-- BEGIN Data provided --
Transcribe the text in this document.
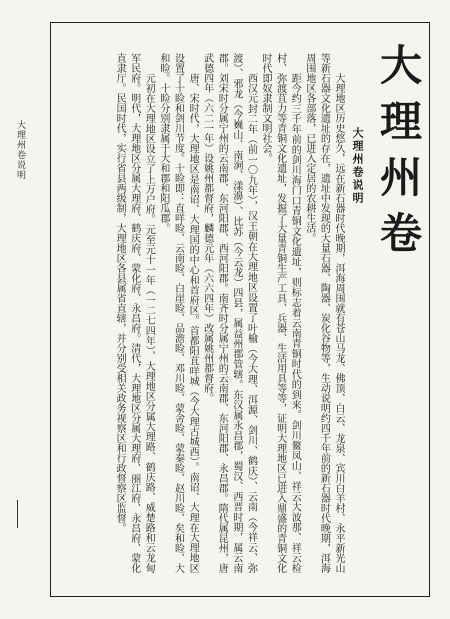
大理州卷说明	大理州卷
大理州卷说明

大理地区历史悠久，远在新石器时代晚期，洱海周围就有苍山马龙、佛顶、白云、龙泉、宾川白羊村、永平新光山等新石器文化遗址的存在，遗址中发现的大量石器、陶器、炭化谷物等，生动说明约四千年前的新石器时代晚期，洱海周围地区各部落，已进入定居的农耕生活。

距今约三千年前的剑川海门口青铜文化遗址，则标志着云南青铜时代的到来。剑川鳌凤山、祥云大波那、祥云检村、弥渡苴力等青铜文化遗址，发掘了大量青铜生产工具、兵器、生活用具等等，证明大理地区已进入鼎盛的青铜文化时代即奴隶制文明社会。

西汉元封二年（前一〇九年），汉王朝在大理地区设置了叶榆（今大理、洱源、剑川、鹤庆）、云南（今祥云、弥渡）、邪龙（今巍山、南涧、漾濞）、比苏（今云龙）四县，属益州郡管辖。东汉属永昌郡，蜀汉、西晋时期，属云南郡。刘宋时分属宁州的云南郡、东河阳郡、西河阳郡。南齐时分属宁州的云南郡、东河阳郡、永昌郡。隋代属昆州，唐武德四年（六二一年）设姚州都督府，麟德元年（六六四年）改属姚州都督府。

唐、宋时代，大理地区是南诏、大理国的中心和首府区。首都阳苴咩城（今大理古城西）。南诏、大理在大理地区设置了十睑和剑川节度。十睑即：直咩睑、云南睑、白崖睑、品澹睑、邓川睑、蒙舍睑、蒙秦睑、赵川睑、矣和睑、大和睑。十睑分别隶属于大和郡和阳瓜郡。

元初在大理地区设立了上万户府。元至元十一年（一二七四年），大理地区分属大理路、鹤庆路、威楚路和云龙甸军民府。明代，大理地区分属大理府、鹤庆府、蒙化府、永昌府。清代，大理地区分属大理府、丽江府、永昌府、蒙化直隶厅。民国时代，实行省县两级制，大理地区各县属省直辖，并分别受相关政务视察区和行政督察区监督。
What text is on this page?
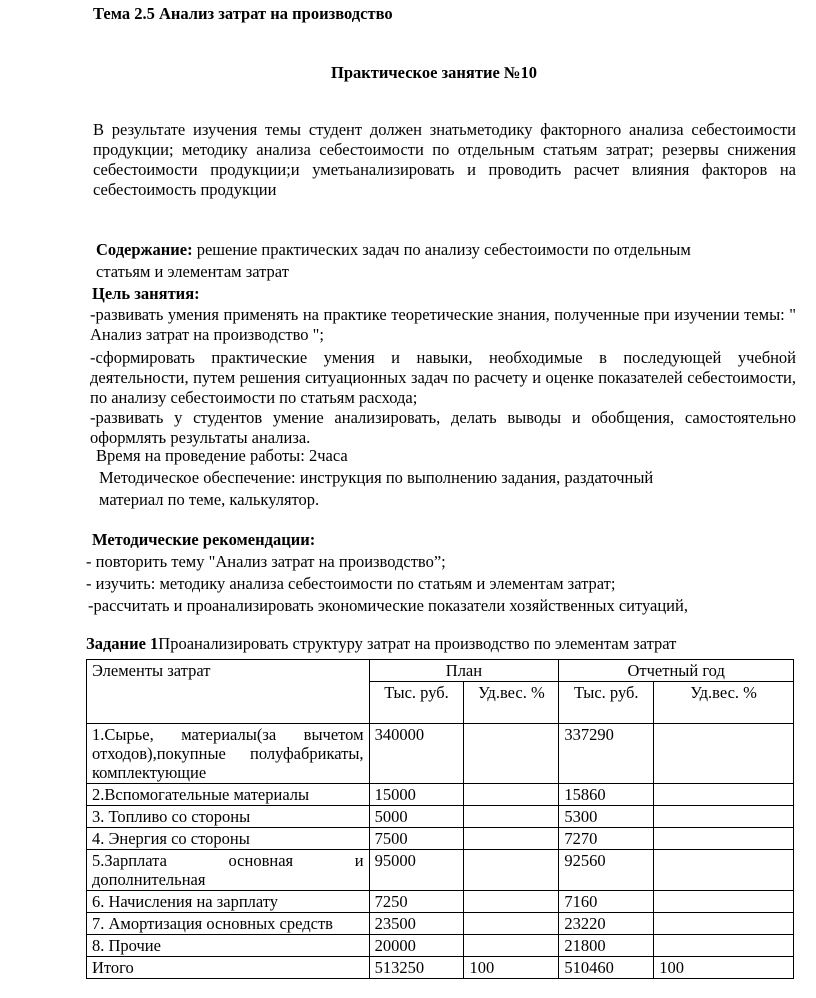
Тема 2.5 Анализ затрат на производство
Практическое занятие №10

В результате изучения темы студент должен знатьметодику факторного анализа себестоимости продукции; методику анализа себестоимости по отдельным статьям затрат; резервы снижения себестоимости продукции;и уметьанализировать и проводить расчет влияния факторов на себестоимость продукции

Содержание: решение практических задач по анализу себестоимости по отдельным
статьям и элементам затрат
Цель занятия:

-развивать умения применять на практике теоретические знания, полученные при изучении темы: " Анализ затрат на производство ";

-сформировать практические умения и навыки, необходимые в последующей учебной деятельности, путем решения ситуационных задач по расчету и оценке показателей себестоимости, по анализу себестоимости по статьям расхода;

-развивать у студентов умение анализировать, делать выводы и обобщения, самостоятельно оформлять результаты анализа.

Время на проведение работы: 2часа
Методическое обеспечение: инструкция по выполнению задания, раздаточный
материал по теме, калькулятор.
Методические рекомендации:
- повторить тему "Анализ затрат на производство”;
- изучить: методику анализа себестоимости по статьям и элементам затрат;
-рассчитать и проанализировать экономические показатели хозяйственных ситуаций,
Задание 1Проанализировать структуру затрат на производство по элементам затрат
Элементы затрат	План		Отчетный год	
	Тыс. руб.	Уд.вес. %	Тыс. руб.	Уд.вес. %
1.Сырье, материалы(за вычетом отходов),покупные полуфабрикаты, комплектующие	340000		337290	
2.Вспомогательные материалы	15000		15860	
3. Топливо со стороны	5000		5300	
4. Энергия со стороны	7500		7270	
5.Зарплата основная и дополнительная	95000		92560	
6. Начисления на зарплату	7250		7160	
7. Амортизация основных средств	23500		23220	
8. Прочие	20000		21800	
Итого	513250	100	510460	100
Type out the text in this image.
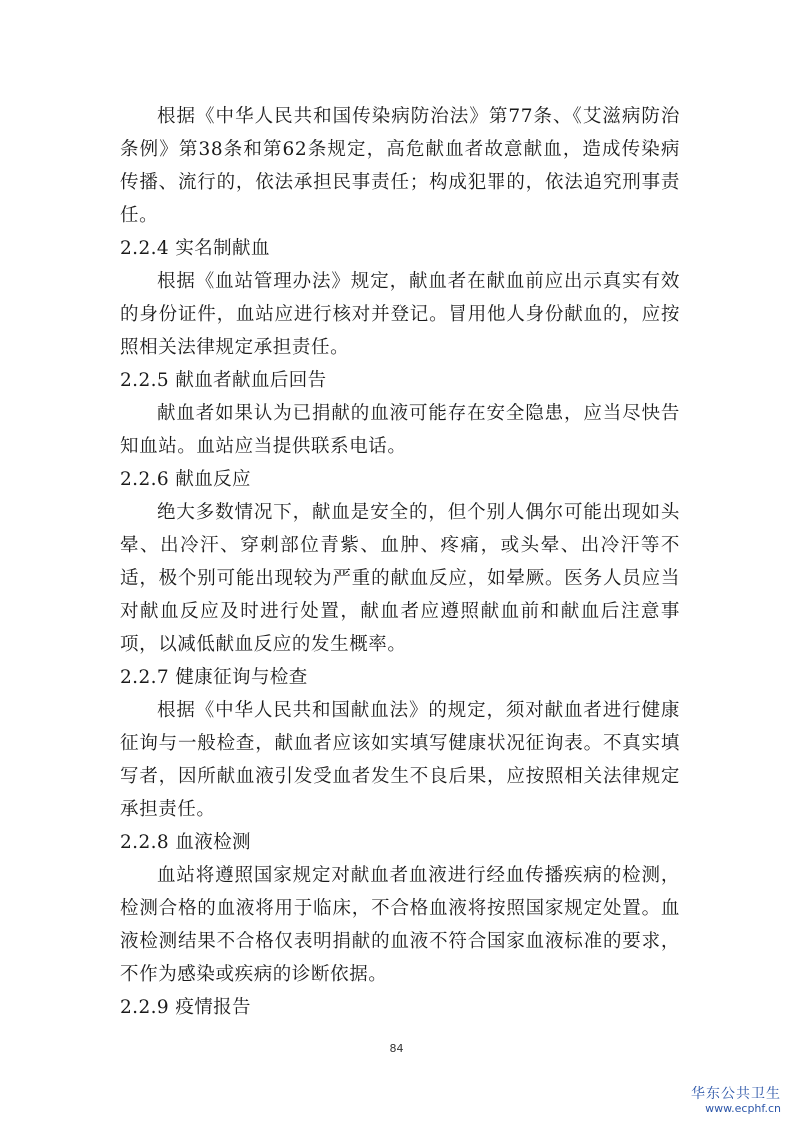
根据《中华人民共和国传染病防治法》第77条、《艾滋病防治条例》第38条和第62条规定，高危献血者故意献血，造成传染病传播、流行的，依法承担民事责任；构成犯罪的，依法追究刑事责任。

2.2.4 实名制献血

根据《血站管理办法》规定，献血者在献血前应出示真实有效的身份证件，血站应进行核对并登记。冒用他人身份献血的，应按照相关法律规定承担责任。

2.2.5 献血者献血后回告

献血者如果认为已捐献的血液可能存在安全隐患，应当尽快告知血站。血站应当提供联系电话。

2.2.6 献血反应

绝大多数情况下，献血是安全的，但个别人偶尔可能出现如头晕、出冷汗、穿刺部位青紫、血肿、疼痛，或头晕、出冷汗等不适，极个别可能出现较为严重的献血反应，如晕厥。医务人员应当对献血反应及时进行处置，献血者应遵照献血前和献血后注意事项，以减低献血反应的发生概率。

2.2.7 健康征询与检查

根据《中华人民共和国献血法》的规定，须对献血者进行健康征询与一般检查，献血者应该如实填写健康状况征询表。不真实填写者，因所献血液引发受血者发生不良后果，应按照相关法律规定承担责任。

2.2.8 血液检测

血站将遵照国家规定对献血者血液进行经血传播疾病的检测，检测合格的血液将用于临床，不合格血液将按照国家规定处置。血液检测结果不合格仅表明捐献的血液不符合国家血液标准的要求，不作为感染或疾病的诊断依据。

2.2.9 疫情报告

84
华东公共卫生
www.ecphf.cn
-- END Data provided --
-- BEGIN Data provided --
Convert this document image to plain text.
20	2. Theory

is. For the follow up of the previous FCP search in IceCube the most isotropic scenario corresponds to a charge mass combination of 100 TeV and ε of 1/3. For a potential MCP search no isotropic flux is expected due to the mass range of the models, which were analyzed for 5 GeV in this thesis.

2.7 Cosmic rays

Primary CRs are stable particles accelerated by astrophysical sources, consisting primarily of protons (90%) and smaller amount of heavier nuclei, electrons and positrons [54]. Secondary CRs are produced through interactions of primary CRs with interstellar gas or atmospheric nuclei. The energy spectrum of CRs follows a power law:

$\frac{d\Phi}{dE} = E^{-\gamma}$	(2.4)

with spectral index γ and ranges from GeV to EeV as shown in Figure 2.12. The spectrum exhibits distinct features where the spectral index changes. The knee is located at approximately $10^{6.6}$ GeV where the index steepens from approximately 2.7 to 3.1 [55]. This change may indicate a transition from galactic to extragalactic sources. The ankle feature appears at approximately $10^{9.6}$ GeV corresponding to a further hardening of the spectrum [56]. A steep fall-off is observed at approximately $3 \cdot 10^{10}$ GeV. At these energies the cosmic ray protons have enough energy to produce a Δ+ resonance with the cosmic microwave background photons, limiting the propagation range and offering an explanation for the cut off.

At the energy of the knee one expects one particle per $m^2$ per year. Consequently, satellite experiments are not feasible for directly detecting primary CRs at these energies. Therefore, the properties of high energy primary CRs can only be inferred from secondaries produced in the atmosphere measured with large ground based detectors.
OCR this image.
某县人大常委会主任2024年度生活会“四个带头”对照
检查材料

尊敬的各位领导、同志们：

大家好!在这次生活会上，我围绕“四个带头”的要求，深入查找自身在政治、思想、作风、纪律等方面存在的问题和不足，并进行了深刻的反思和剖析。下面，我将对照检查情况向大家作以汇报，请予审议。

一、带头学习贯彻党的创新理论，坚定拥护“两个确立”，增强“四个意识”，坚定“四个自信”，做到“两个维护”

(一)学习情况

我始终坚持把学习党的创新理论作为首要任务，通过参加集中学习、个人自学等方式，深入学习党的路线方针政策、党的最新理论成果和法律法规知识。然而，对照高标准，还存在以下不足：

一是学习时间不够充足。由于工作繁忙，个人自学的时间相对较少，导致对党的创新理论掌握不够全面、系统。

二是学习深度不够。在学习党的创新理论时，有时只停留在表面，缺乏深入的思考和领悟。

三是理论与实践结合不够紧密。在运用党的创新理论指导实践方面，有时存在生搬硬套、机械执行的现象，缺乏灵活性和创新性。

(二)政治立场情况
-- END Data provided --
» **What you are asked to do**:
Copy every line of the listing containing the string "отдельным".

» **Answer to this task**:
В результате изучения темы студент должен знатьметодику факторного анализа себестоимости продукции; методику анализа себестоимости по отдельным статьям затрат; резервы снижения себестоимости продукции;и уметьанализировать и проводить расчет влияния факторов на себестоимость продукции
Содержание: решение практических задач по анализу себестоимости по отдельным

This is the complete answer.